## Structured figure records
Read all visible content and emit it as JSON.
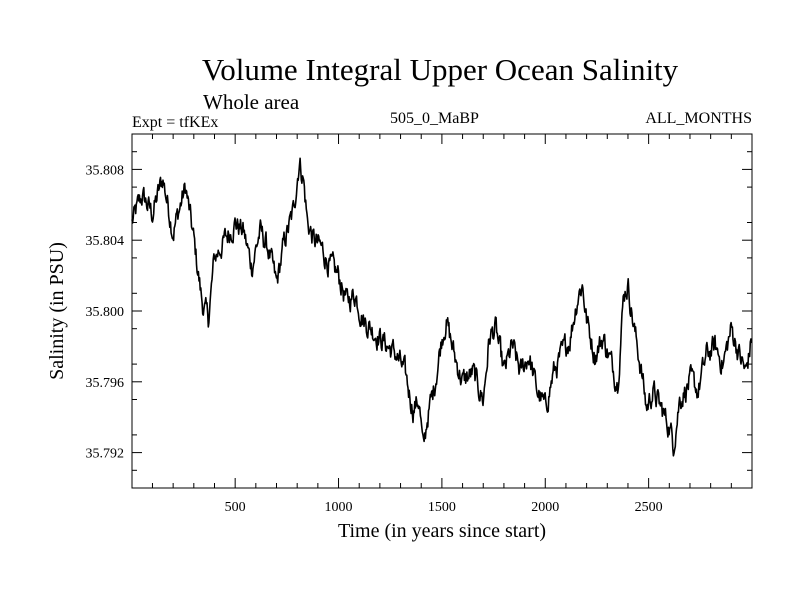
{
  "header": {
    "title": "Volume Integral Upper Ocean Salinity",
    "subtitle": "Whole area",
    "experiment": "Expt = tfKEx",
    "center_label": "505_0_MaBP",
    "right_label": "ALL_MONTHS"
  },
  "chart_data": {
    "type": "line",
    "title": "Volume Integral Upper Ocean Salinity",
    "subtitle": "Whole area",
    "xlabel": "Time (in years since start)",
    "ylabel": "Salinity (in PSU)",
    "xlim": [
      1,
      3000
    ],
    "ylim": [
      35.79,
      35.81
    ],
    "xticks": [
      500,
      1000,
      1500,
      2000,
      2500
    ],
    "xtick_labels": [
      "500",
      "1000",
      "1500",
      "2000",
      "2500"
    ],
    "yticks": [
      35.792,
      35.796,
      35.8,
      35.804,
      35.808
    ],
    "ytick_labels": [
      "35.792",
      "35.796",
      "35.800",
      "35.804",
      "35.808"
    ],
    "grid": false,
    "line_color": "#000000",
    "series": [
      {
        "x": [
          1,
          50,
          100,
          150,
          200,
          260,
          300,
          340,
          370,
          400,
          450,
          500,
          540,
          580,
          620,
          660,
          700,
          740,
          780,
          810,
          830,
          850,
          880,
          920,
          960,
          1000,
          1040,
          1080,
          1120,
          1160,
          1200,
          1240,
          1280,
          1320,
          1360,
          1390,
          1410,
          1430,
          1460,
          1500,
          1520,
          1560,
          1600,
          1650,
          1700,
          1730,
          1760,
          1800,
          1840,
          1880,
          1920,
          1960,
          2000,
          2040,
          2080,
          2120,
          2160,
          2180,
          2200,
          2240,
          2280,
          2320,
          2350,
          2380,
          2400,
          2430,
          2460,
          2490,
          2520,
          2560,
          2600,
          2620,
          2650,
          2700,
          2740,
          2780,
          2820,
          2860,
          2900,
          2940,
          2970,
          3000
        ],
        "values": [
          35.805,
          35.8065,
          35.8055,
          35.8075,
          35.8045,
          35.807,
          35.804,
          35.8005,
          35.7995,
          35.803,
          35.804,
          35.805,
          35.8045,
          35.8025,
          35.8045,
          35.8035,
          35.8015,
          35.804,
          35.8055,
          35.8085,
          35.8075,
          35.805,
          35.804,
          35.8035,
          35.8025,
          35.802,
          35.8005,
          35.801,
          35.7995,
          35.799,
          35.7985,
          35.798,
          35.7975,
          35.7965,
          35.7945,
          35.795,
          35.792,
          35.794,
          35.7955,
          35.7985,
          35.7995,
          35.7975,
          35.796,
          35.7965,
          35.795,
          35.7985,
          35.799,
          35.7965,
          35.798,
          35.7965,
          35.7975,
          35.7955,
          35.7945,
          35.7965,
          35.7975,
          35.7985,
          35.801,
          35.8015,
          35.7995,
          35.7975,
          35.7985,
          35.797,
          35.796,
          35.801,
          35.8015,
          35.799,
          35.797,
          35.7945,
          35.7955,
          35.7945,
          35.7935,
          35.7925,
          35.795,
          35.796,
          35.7955,
          35.7975,
          35.798,
          35.797,
          35.799,
          35.7975,
          35.7965,
          35.7985
        ]
      }
    ]
  }
}
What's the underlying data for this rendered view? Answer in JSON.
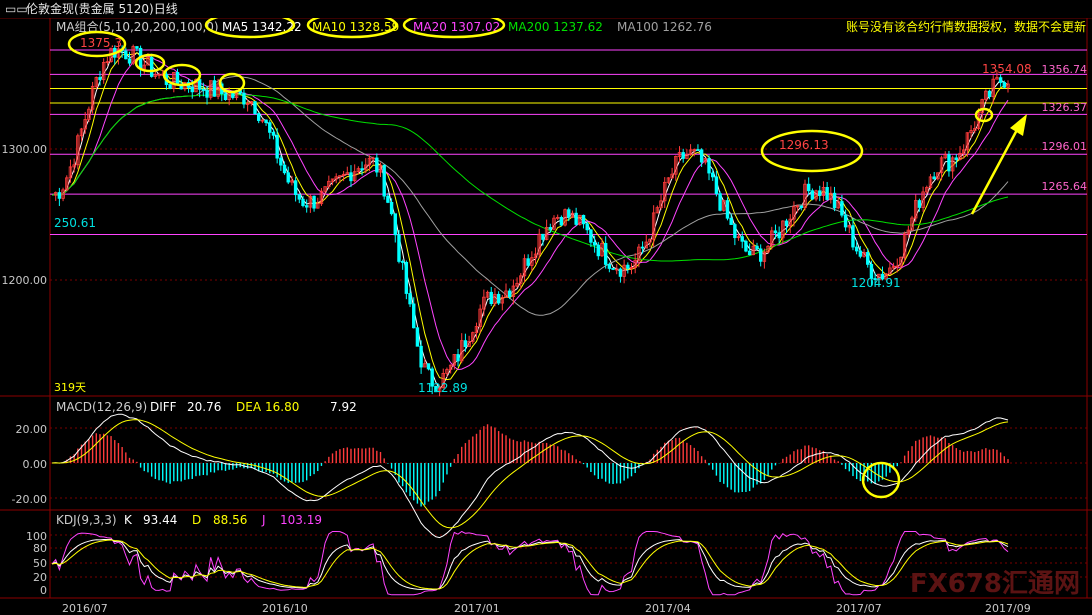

## Instructions for the task
All the records need to be repeated exactly, with the images dropped.

## Solution below
Read all visible content and emit it as JSON.
{
  "header": {
    "title": "Volume Integral Upper Ocean Salinity",
    "subtitle": "Whole area",
    "experiment": "Expt = tfKEx",
    "center_label": "505_0_MaBP",
    "right_label": "ALL_MONTHS"
  },
  "chart_data": {
    "type": "line",
    "title": "Volume Integral Upper Ocean Salinity",
    "subtitle": "Whole area",
    "xlabel": "Time (in years since start)",
    "ylabel": "Salinity (in PSU)",
    "xlim": [
      1,
      3000
    ],
    "ylim": [
      35.79,
      35.81
    ],
    "xticks": [
      500,
      1000,
      1500,
      2000,
      2500
    ],
    "xtick_labels": [
      "500",
      "1000",
      "1500",
      "2000",
      "2500"
    ],
    "yticks": [
      35.792,
      35.796,
      35.8,
      35.804,
      35.808
    ],
    "ytick_labels": [
      "35.792",
      "35.796",
      "35.800",
      "35.804",
      "35.808"
    ],
    "grid": false,
    "line_color": "#000000",
    "series": [
      {
        "x": [
          1,
          50,
          100,
          150,
          200,
          260,
          300,
          340,
          370,
          400,
          450,
          500,
          540,
          580,
          620,
          660,
          700,
          740,
          780,
          810,
          830,
          850,
          880,
          920,
          960,
          1000,
          1040,
          1080,
          1120,
          1160,
          1200,
          1240,
          1280,
          1320,
          1360,
          1390,
          1410,
          1430,
          1460,
          1500,
          1520,
          1560,
          1600,
          1650,
          1700,
          1730,
          1760,
          1800,
          1840,
          1880,
          1920,
          1960,
          2000,
          2040,
          2080,
          2120,
          2160,
          2180,
          2200,
          2240,
          2280,
          2320,
          2350,
          2380,
          2400,
          2430,
          2460,
          2490,
          2520,
          2560,
          2600,
          2620,
          2650,
          2700,
          2740,
          2780,
          2820,
          2860,
          2900,
          2940,
          2970,
          3000
        ],
        "values": [
          35.805,
          35.8065,
          35.8055,
          35.8075,
          35.8045,
          35.807,
          35.804,
          35.8005,
          35.7995,
          35.803,
          35.804,
          35.805,
          35.8045,
          35.8025,
          35.8045,
          35.8035,
          35.8015,
          35.804,
          35.8055,
          35.8085,
          35.8075,
          35.805,
          35.804,
          35.8035,
          35.8025,
          35.802,
          35.8005,
          35.801,
          35.7995,
          35.799,
          35.7985,
          35.798,
          35.7975,
          35.7965,
          35.7945,
          35.795,
          35.792,
          35.794,
          35.7955,
          35.7985,
          35.7995,
          35.7975,
          35.796,
          35.7965,
          35.795,
          35.7985,
          35.799,
          35.7965,
          35.798,
          35.7965,
          35.7975,
          35.7955,
          35.7945,
          35.7965,
          35.7975,
          35.7985,
          35.801,
          35.8015,
          35.7995,
          35.7975,
          35.7985,
          35.797,
          35.796,
          35.801,
          35.8015,
          35.799,
          35.797,
          35.7945,
          35.7955,
          35.7945,
          35.7935,
          35.7925,
          35.795,
          35.796,
          35.7955,
          35.7975,
          35.798,
          35.797,
          35.799,
          35.7975,
          35.7965,
          35.7985
        ]
      }
    ]
  }
}
What's the underlying data for this rendered view? Answer in JSON.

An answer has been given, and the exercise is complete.